**What is needed**
Copy every line from the records below that holds the word "Guaranteed".

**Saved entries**
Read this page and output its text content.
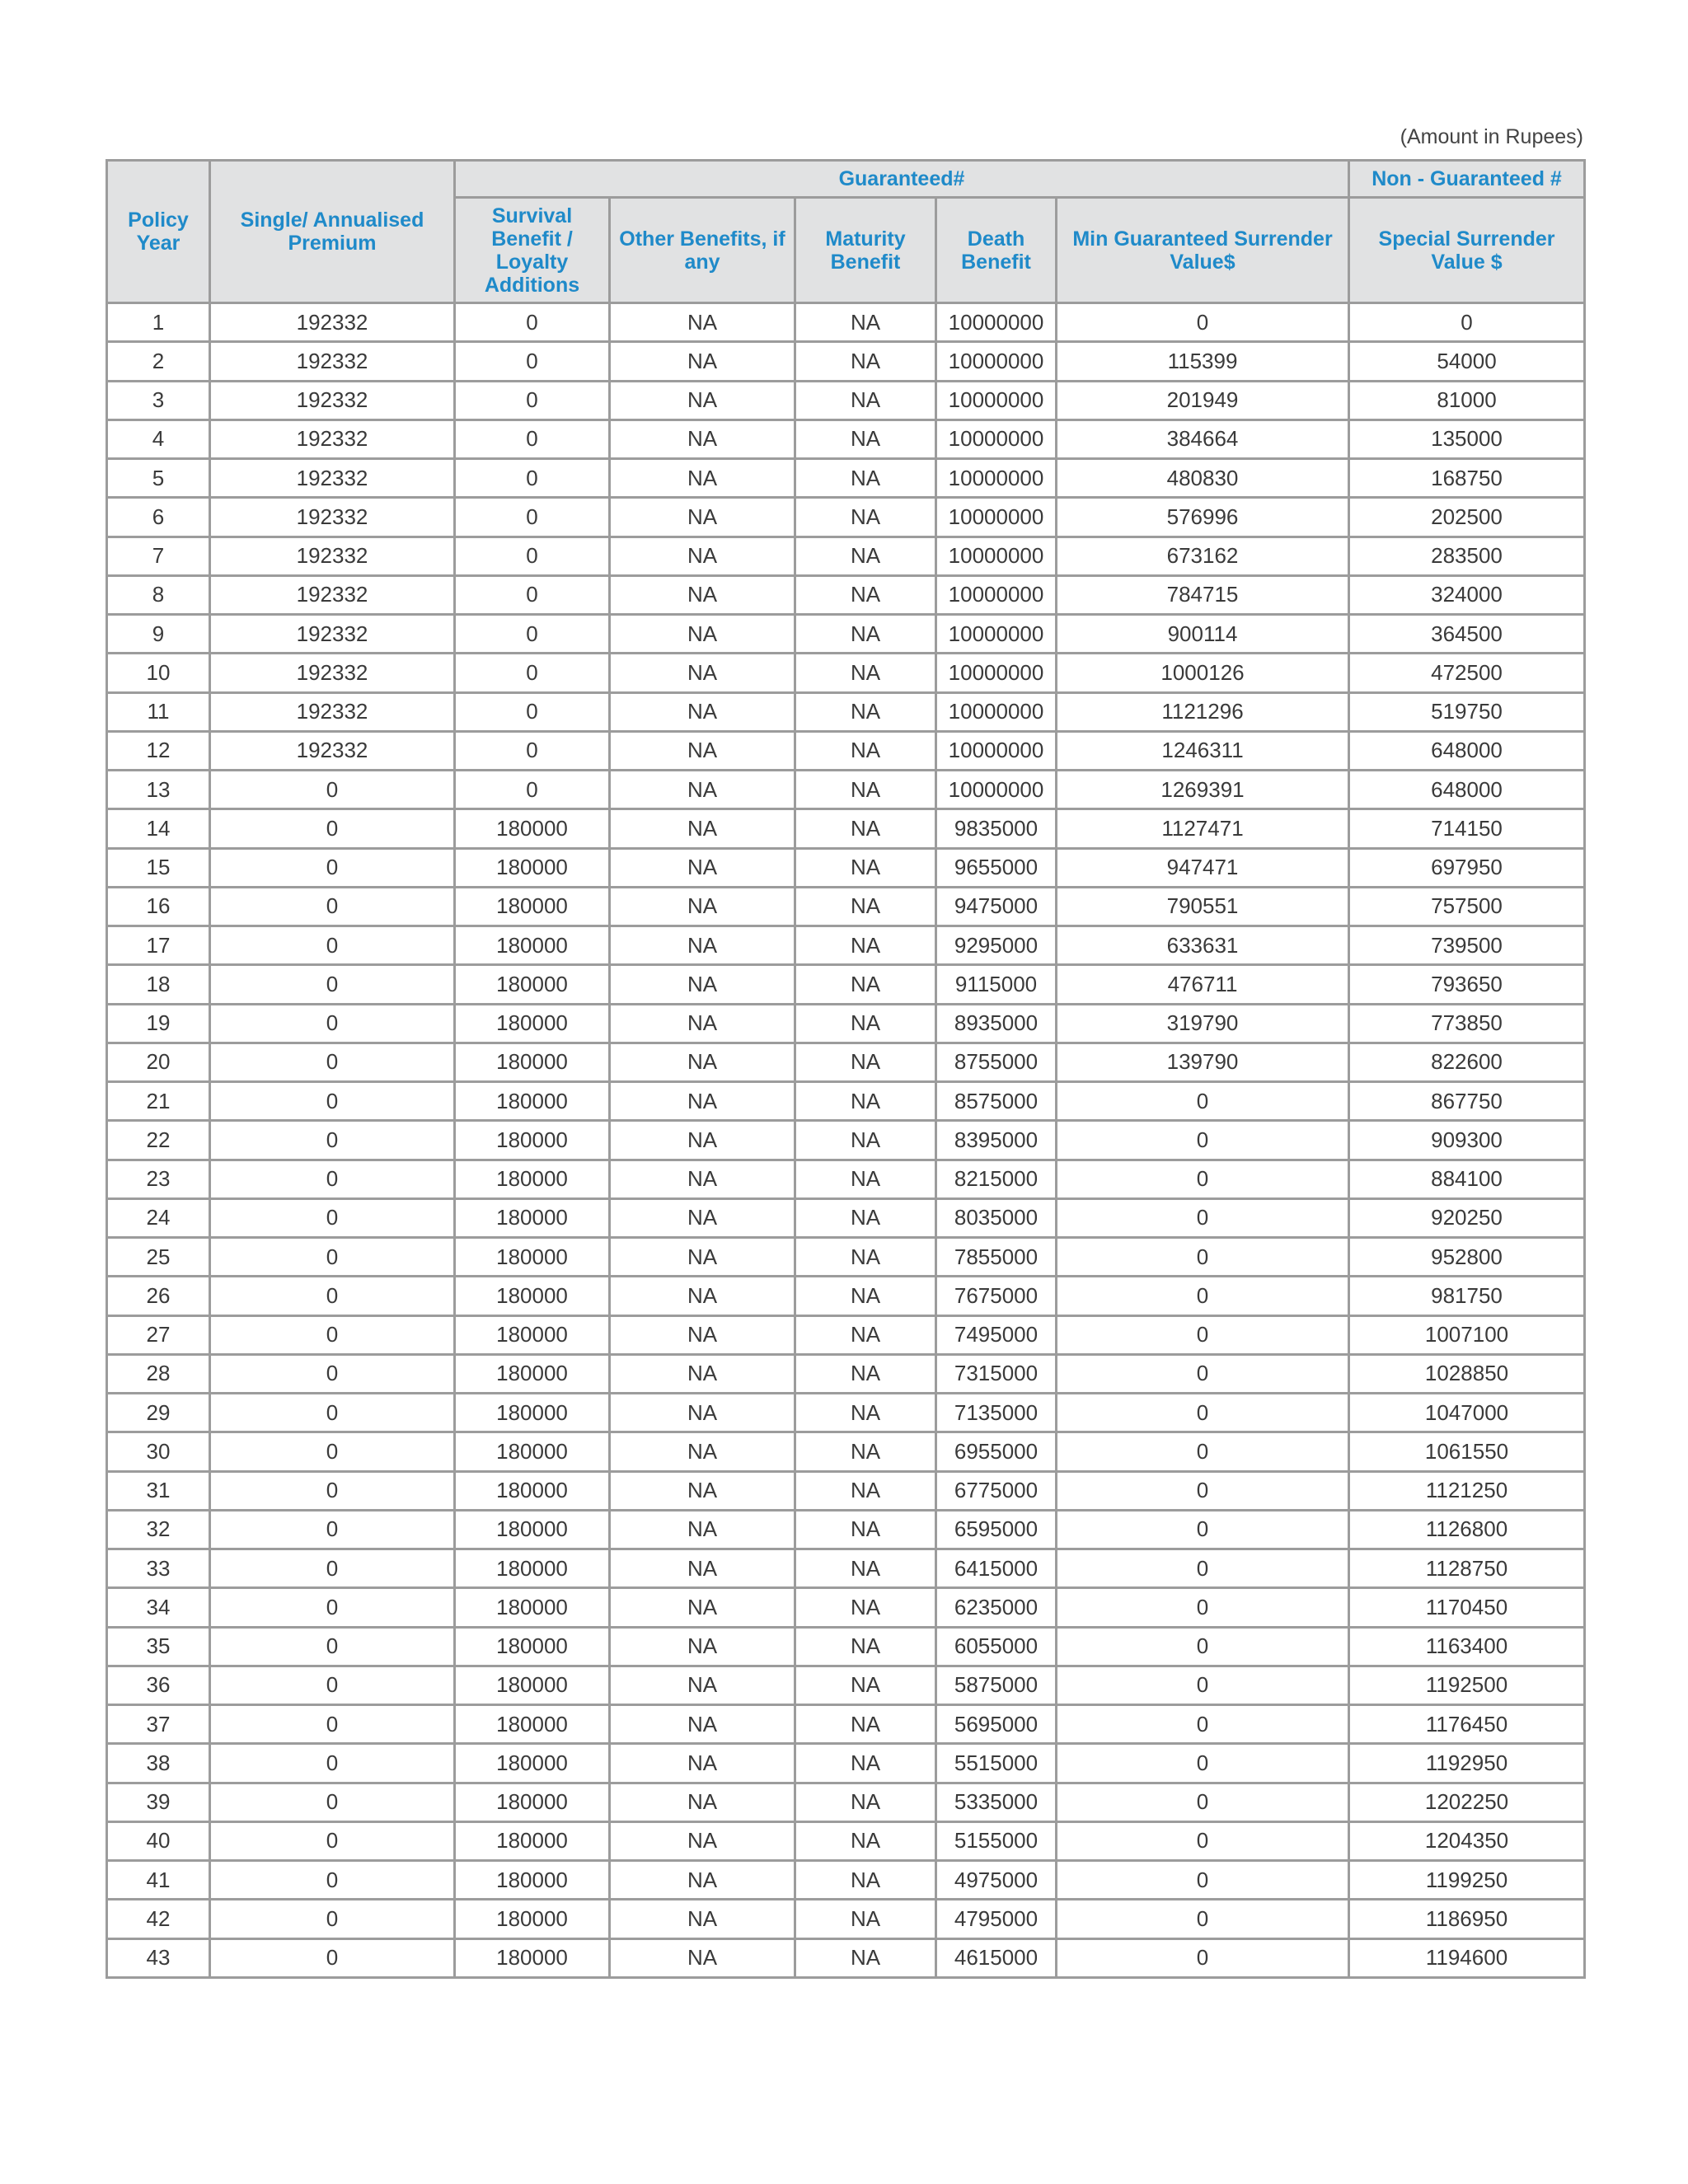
(Amount in Rupees)
Policy Year	Single/ Annualised Premium	Guaranteed#					Non - Guaranteed #
		Survival Benefit / Loyalty Additions	Other Benefits, if any	Maturity Benefit	Death Benefit	Min Guaranteed Surrender Value$	Special Surrender Value $
1	192332	0	NA	NA	10000000	0	0
2	192332	0	NA	NA	10000000	115399	54000
3	192332	0	NA	NA	10000000	201949	81000
4	192332	0	NA	NA	10000000	384664	135000
5	192332	0	NA	NA	10000000	480830	168750
6	192332	0	NA	NA	10000000	576996	202500
7	192332	0	NA	NA	10000000	673162	283500
8	192332	0	NA	NA	10000000	784715	324000
9	192332	0	NA	NA	10000000	900114	364500
10	192332	0	NA	NA	10000000	1000126	472500
11	192332	0	NA	NA	10000000	1121296	519750
12	192332	0	NA	NA	10000000	1246311	648000
13	0	0	NA	NA	10000000	1269391	648000
14	0	180000	NA	NA	9835000	1127471	714150
15	0	180000	NA	NA	9655000	947471	697950
16	0	180000	NA	NA	9475000	790551	757500
17	0	180000	NA	NA	9295000	633631	739500
18	0	180000	NA	NA	9115000	476711	793650
19	0	180000	NA	NA	8935000	319790	773850
20	0	180000	NA	NA	8755000	139790	822600
21	0	180000	NA	NA	8575000	0	867750
22	0	180000	NA	NA	8395000	0	909300
23	0	180000	NA	NA	8215000	0	884100
24	0	180000	NA	NA	8035000	0	920250
25	0	180000	NA	NA	7855000	0	952800
26	0	180000	NA	NA	7675000	0	981750
27	0	180000	NA	NA	7495000	0	1007100
28	0	180000	NA	NA	7315000	0	1028850
29	0	180000	NA	NA	7135000	0	1047000
30	0	180000	NA	NA	6955000	0	1061550
31	0	180000	NA	NA	6775000	0	1121250
32	0	180000	NA	NA	6595000	0	1126800
33	0	180000	NA	NA	6415000	0	1128750
34	0	180000	NA	NA	6235000	0	1170450
35	0	180000	NA	NA	6055000	0	1163400
36	0	180000	NA	NA	5875000	0	1192500
37	0	180000	NA	NA	5695000	0	1176450
38	0	180000	NA	NA	5515000	0	1192950
39	0	180000	NA	NA	5335000	0	1202250
40	0	180000	NA	NA	5155000	0	1204350
41	0	180000	NA	NA	4975000	0	1199250
42	0	180000	NA	NA	4795000	0	1186950
43	0	180000	NA	NA	4615000	0	1194600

**Exercise solution**
Policy Year	Single/ Annualised Premium	Guaranteed#					Non - Guaranteed #
		Survival Benefit / Loyalty Additions	Other Benefits, if any	Maturity Benefit	Death Benefit	Min Guaranteed Surrender Value$	Special Surrender Value $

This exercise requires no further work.